→ Challenge
Filter the listing below, copying every line in which the word "epoch" appears.

--- start ---

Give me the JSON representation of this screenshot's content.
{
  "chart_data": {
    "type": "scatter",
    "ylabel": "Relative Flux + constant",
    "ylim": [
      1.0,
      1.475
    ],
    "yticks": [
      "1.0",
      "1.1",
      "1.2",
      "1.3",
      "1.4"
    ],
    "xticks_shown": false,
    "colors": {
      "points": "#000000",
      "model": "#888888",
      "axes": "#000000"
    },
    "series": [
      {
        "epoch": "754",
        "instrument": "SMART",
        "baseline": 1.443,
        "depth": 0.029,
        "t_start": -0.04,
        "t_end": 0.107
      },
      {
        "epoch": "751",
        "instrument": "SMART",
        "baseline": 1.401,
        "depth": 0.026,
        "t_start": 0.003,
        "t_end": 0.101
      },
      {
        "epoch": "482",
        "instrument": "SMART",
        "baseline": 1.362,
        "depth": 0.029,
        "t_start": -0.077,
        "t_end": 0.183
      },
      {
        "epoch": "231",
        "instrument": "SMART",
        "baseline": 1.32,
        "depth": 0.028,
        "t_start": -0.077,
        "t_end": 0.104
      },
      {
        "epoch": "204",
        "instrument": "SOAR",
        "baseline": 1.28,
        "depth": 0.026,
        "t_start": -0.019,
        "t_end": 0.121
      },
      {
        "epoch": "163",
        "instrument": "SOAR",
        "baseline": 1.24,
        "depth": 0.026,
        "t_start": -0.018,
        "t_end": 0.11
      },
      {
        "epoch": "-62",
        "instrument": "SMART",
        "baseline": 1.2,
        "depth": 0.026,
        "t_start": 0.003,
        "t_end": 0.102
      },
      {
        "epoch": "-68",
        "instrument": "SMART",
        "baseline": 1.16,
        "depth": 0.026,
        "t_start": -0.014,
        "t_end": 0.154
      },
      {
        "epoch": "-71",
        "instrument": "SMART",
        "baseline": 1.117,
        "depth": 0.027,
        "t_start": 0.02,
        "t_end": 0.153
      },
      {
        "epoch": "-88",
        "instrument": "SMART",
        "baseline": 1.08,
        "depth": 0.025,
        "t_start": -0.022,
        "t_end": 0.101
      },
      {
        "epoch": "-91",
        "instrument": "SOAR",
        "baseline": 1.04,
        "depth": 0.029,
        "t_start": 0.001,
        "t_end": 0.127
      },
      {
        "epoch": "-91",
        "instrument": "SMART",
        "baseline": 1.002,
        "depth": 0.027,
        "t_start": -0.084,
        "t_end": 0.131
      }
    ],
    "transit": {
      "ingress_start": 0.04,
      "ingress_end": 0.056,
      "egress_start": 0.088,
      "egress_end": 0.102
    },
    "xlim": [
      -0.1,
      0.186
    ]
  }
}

--- end ---

→ Answer to the task
        "epoch": "754",
        "epoch": "751",
        "epoch": "482",
        "epoch": "231",
        "epoch": "204",
        "epoch": "163",
        "epoch": "-62",
        "epoch": "-68",
        "epoch": "-71",
        "epoch": "-88",
        "epoch": "-91",
        "epoch": "-91",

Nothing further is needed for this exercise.